*WHAT IS ASKED*. Every line that contains the word "sind" should be copied out.

*DATASET EXCERPTS*.
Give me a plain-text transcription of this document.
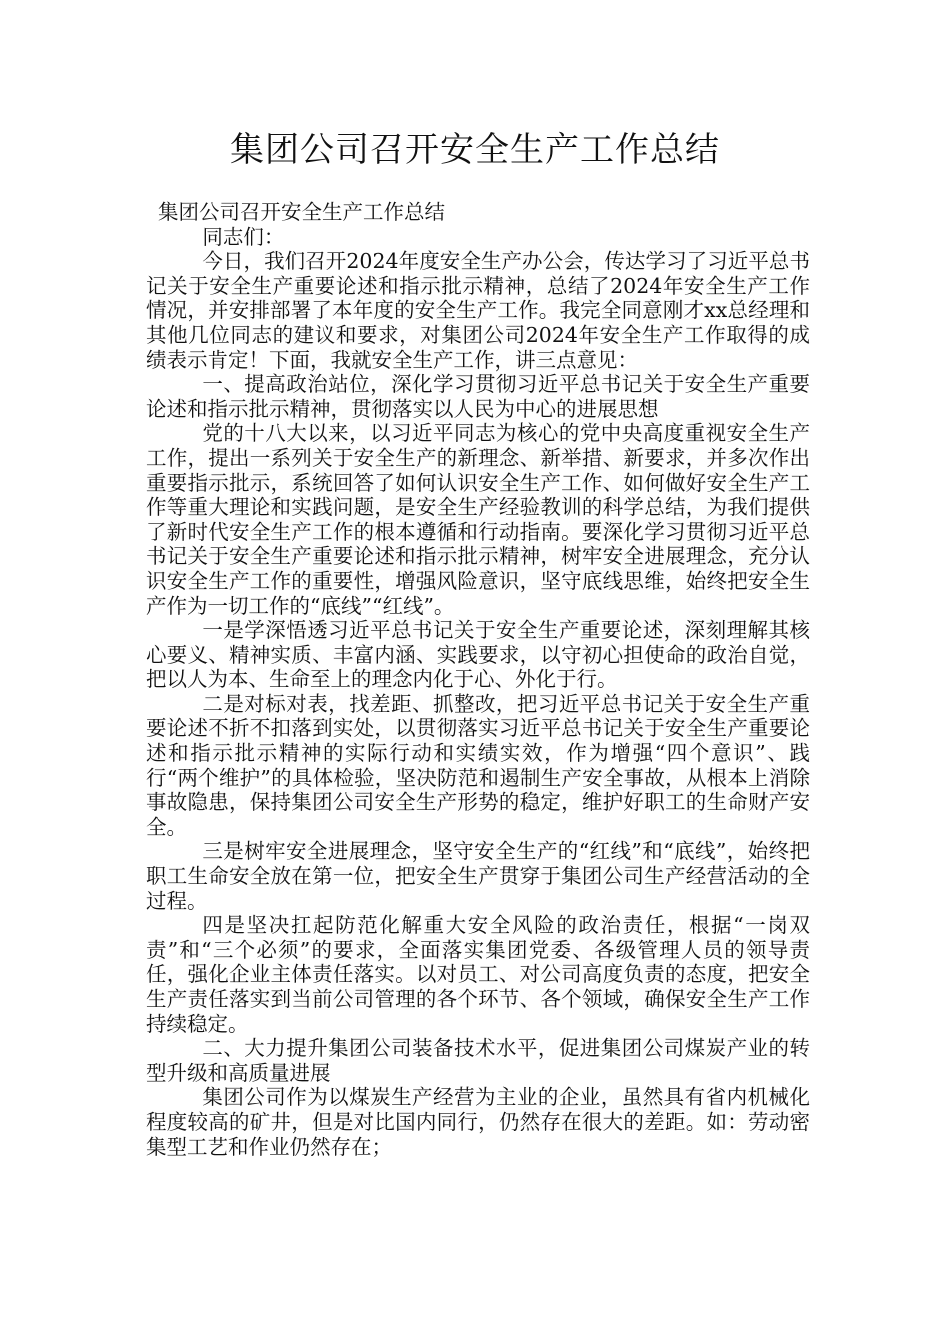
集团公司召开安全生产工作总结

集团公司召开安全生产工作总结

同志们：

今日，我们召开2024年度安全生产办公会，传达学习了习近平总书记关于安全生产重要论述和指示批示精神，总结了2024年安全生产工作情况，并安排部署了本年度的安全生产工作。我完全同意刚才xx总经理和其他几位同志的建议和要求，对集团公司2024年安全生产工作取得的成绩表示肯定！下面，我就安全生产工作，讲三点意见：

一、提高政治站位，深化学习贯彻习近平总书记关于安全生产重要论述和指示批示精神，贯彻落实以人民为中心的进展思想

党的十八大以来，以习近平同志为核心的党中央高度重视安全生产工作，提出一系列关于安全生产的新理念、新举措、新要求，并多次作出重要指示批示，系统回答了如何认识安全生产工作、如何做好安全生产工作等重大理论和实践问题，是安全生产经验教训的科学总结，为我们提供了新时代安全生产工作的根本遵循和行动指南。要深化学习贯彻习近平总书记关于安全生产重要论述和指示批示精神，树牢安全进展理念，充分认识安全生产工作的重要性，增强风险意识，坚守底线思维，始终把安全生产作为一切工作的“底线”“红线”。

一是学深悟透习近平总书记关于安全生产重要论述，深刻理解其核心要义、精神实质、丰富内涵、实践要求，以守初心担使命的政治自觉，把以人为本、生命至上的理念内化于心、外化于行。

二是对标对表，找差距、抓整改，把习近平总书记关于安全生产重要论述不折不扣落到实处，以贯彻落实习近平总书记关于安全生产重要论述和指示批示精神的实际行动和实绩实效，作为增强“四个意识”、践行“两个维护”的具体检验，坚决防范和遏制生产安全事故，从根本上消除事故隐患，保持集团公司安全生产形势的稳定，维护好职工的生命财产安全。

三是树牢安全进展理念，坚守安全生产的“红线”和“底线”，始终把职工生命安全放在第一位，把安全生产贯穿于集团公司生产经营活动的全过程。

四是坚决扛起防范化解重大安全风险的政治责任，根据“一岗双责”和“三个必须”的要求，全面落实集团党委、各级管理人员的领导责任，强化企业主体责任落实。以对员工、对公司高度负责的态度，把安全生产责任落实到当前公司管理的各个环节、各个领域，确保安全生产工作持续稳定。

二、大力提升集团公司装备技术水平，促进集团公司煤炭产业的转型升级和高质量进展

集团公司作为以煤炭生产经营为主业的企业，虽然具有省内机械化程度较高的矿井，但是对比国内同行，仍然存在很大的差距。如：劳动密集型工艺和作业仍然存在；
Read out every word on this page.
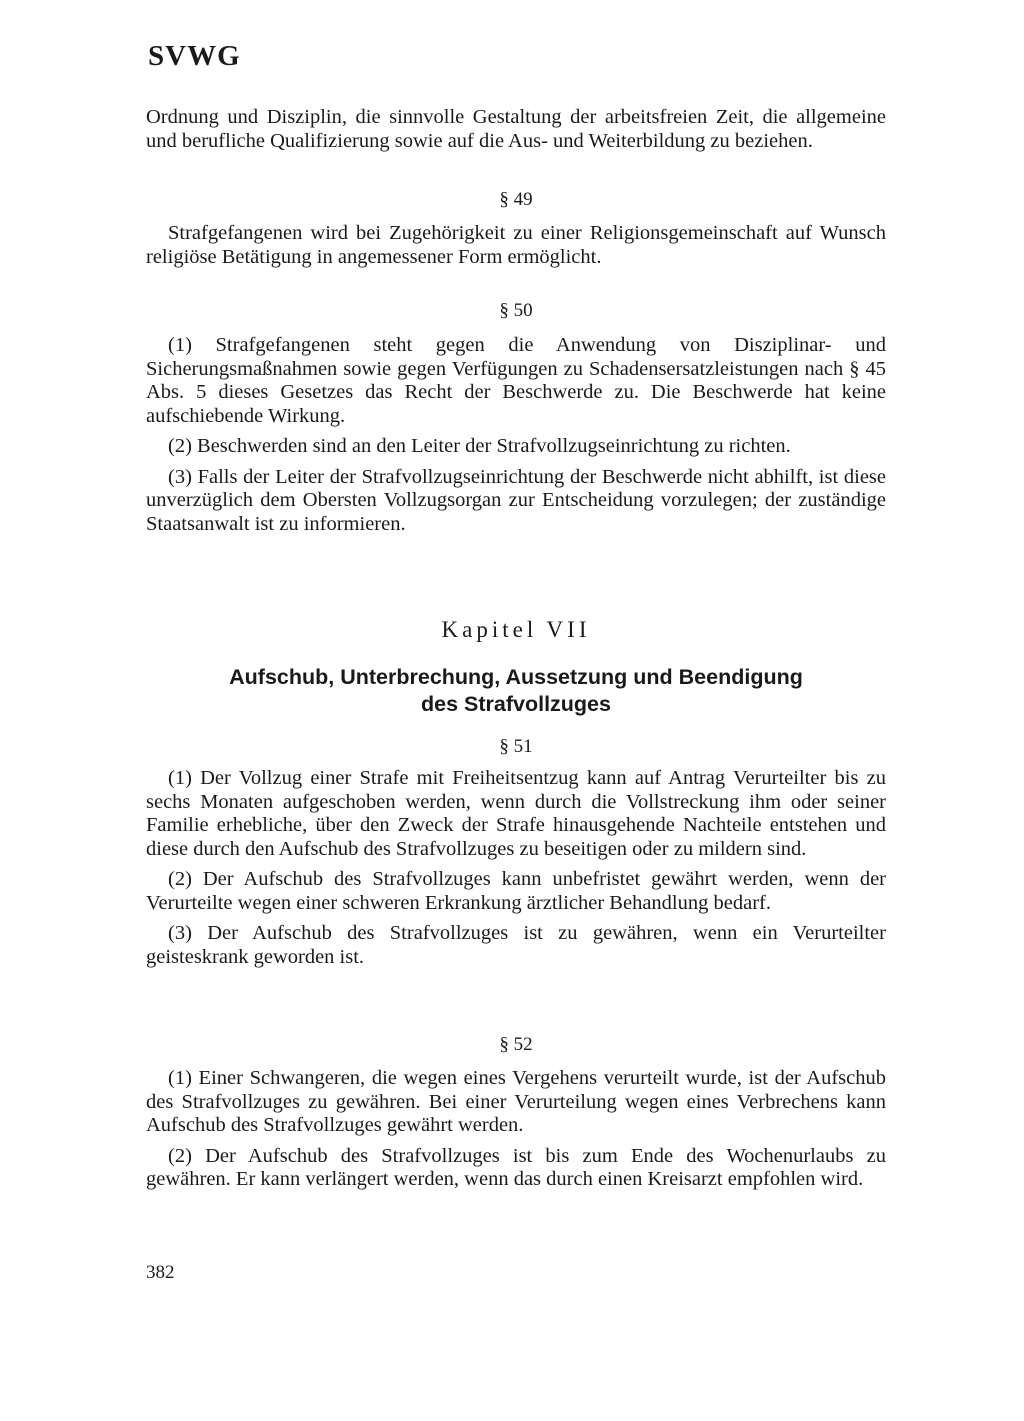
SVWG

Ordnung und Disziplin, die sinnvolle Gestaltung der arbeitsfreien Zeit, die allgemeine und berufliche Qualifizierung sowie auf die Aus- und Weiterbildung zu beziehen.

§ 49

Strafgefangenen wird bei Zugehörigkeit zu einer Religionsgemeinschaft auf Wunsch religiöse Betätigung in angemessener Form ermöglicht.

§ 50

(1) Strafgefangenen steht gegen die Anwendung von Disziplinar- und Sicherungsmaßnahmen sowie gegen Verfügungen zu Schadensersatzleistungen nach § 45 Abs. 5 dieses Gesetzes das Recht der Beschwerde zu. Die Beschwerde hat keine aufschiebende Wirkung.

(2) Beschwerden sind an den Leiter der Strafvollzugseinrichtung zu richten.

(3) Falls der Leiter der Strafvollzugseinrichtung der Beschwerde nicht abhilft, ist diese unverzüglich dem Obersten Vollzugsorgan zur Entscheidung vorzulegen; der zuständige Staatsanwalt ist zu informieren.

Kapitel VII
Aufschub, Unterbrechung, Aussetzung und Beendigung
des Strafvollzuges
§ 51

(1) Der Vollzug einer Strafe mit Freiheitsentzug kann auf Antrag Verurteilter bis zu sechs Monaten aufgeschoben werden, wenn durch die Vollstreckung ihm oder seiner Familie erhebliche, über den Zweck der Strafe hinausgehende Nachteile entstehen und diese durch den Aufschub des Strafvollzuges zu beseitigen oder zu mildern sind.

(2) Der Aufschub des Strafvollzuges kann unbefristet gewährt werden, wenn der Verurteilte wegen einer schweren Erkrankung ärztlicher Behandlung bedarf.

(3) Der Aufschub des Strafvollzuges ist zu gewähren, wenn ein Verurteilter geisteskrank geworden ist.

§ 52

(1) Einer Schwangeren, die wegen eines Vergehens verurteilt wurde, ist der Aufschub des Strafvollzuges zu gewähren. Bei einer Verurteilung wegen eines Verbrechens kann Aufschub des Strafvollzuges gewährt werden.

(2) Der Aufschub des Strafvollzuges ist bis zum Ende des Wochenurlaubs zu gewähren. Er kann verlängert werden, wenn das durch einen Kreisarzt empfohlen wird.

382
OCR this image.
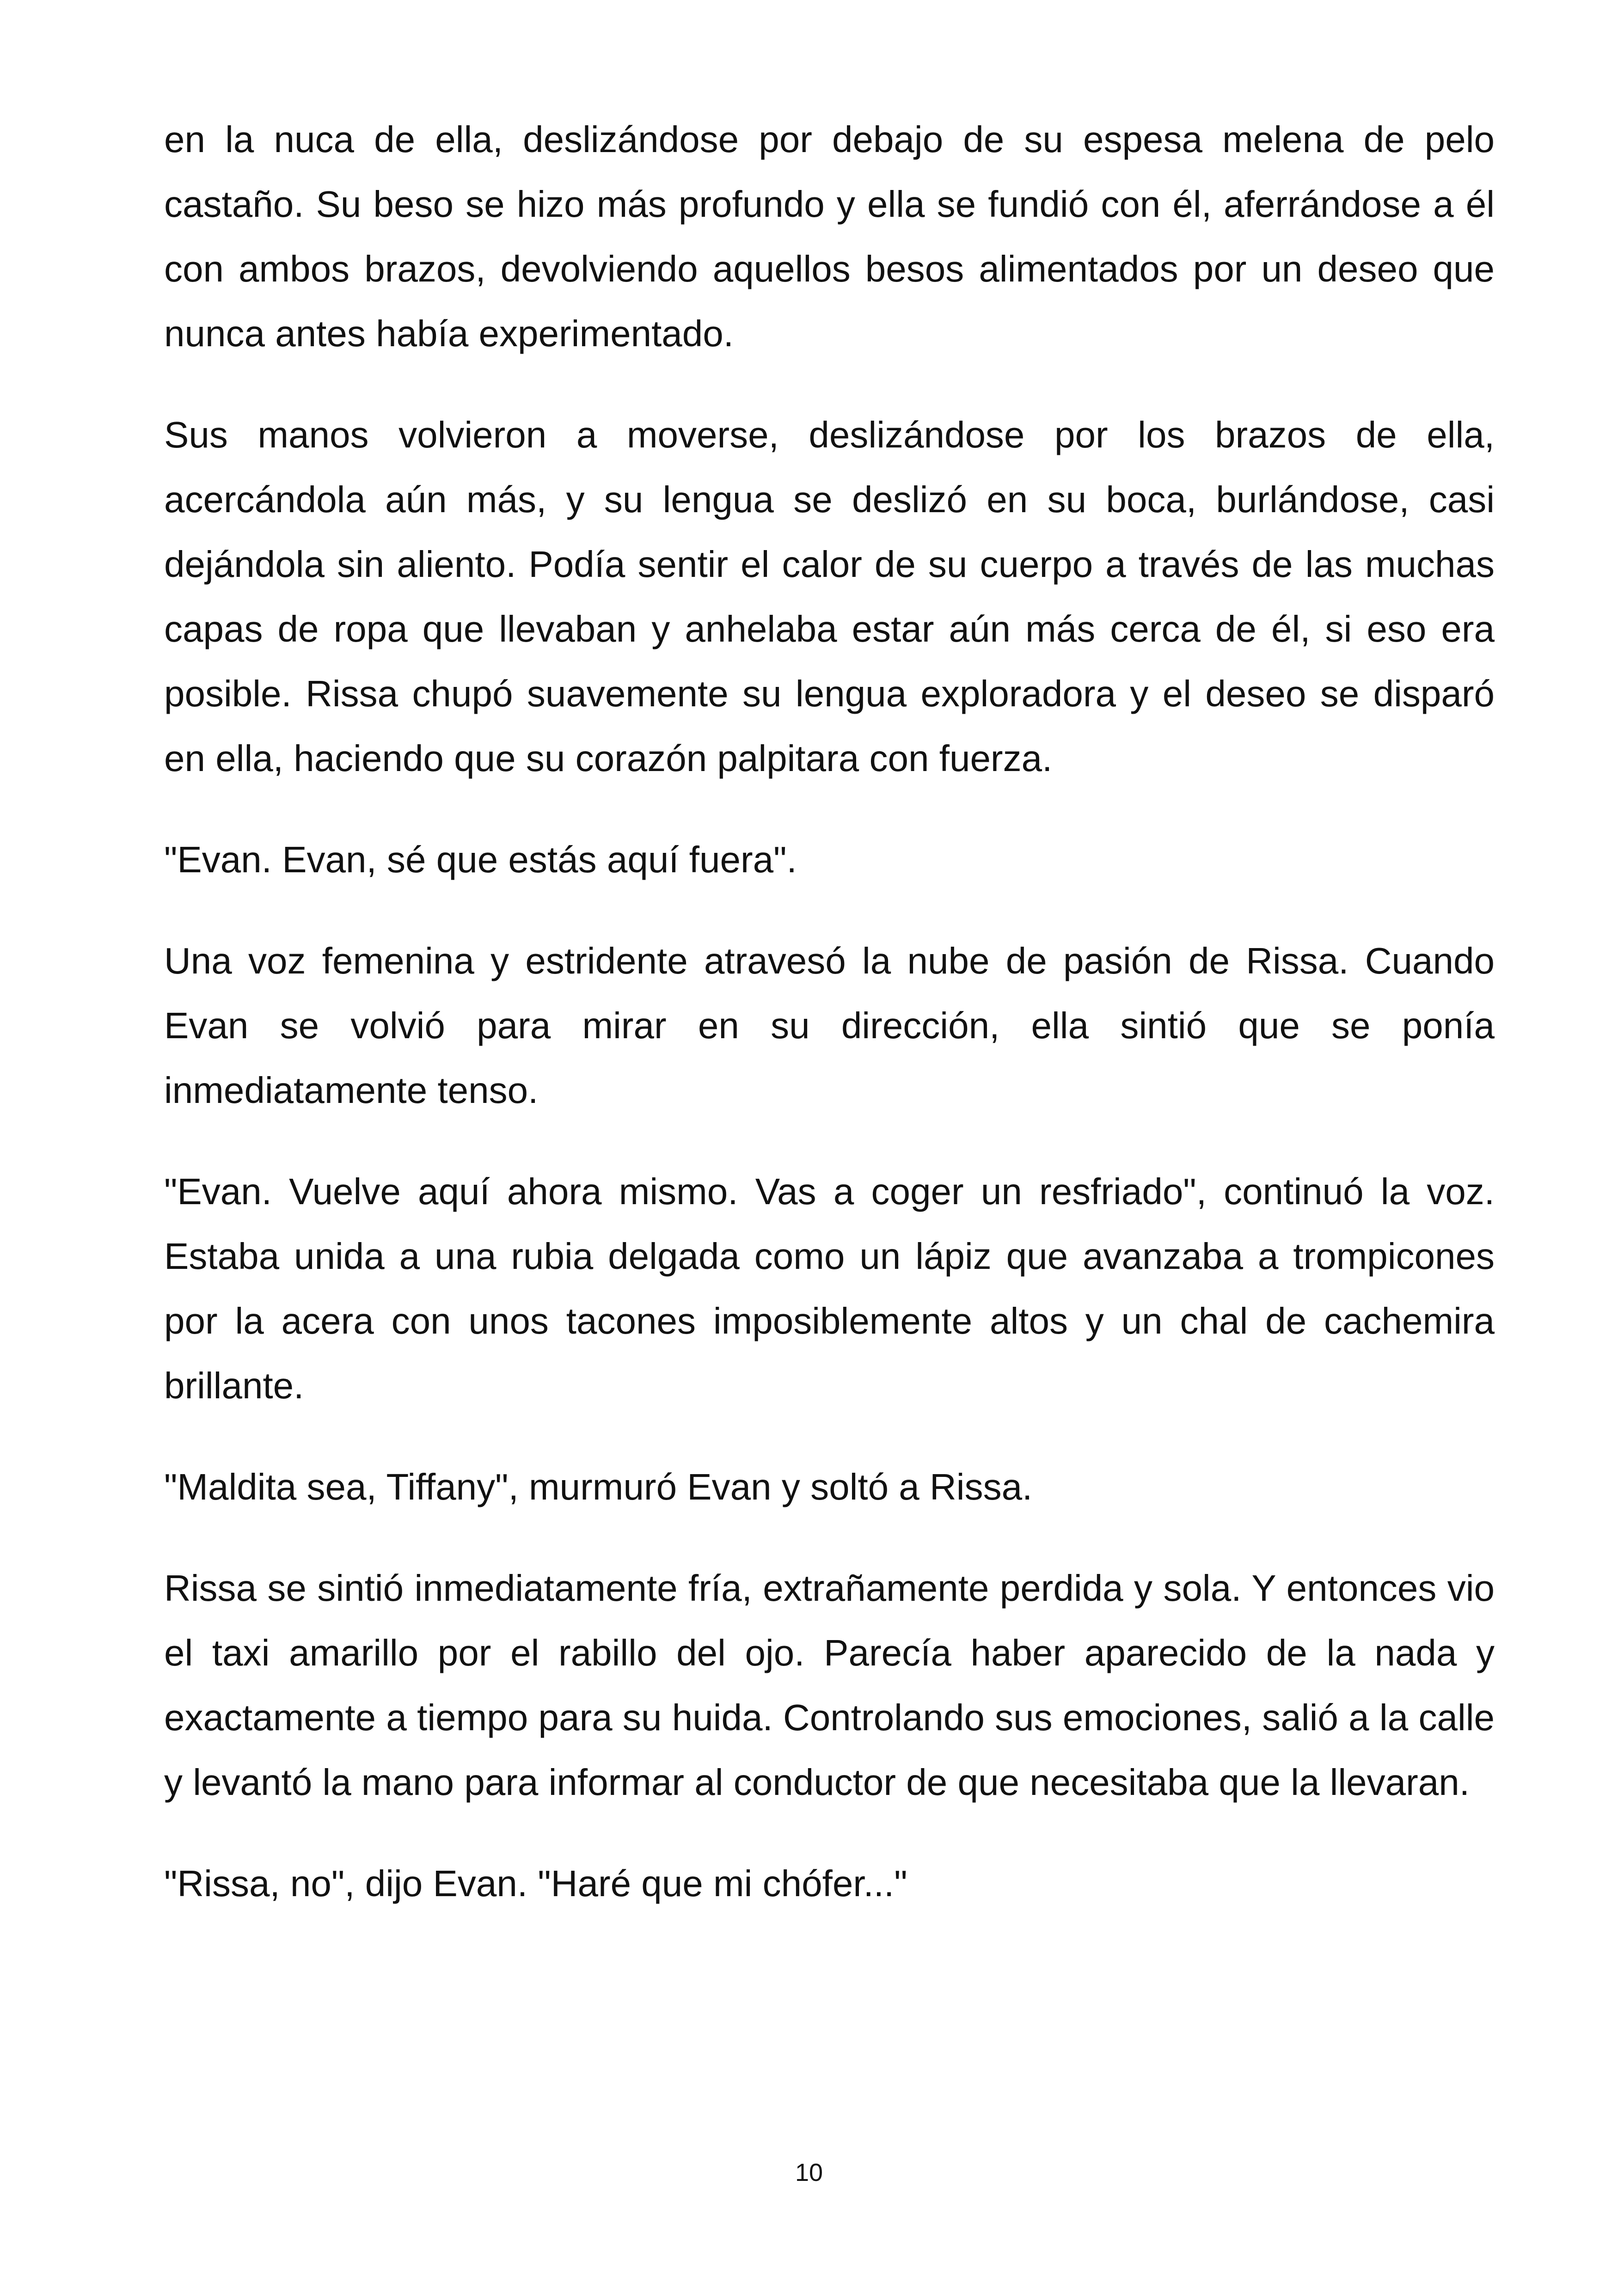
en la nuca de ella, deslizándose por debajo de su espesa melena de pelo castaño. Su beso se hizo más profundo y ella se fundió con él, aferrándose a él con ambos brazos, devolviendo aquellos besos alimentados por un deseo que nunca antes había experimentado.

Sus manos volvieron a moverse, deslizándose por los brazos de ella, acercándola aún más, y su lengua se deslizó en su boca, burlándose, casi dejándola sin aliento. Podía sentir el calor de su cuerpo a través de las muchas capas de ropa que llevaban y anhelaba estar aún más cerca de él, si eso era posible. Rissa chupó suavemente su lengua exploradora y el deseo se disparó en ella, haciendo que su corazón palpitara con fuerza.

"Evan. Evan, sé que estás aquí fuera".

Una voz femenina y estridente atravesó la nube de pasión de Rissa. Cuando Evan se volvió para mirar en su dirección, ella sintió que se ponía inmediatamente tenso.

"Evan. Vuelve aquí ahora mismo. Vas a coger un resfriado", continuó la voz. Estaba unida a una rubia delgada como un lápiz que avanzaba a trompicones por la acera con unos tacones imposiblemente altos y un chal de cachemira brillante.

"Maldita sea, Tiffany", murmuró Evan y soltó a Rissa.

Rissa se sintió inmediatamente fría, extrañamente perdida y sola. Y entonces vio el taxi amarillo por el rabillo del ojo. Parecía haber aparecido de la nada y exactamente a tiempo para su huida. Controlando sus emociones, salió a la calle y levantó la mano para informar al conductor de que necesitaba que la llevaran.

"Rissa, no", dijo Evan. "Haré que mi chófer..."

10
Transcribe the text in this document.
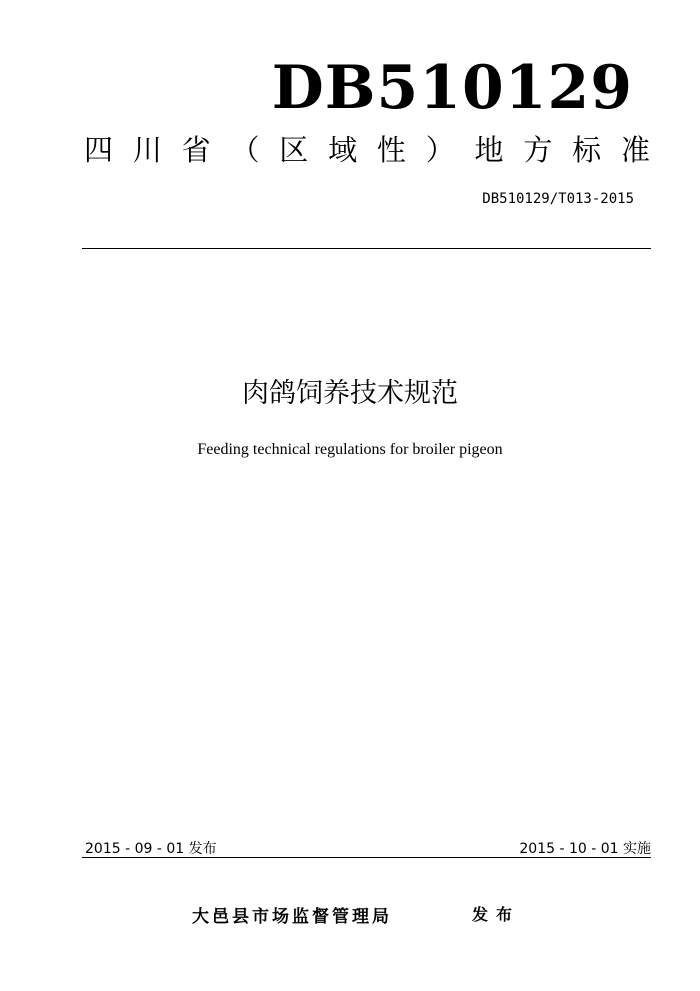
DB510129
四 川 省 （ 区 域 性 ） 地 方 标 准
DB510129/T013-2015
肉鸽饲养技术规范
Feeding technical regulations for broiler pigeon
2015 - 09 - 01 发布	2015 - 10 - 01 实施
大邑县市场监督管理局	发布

*SOLUTION FOR THIS EXERCISE*.
(2) Beschwerden sind an den Leiter der Strafvollzugseinrichtung zu richten.
(1) Der Vollzug einer Strafe mit Freiheitsentzug kann auf Antrag Verurteilter bis zu sechs Monaten aufgeschoben werden, wenn durch die Vollstreckung ihm oder seiner Familie erhebliche, über den Zweck der Strafe hinausgehende Nachteile entstehen und diese durch den Aufschub des Strafvollzuges zu beseitigen oder zu mildern sind.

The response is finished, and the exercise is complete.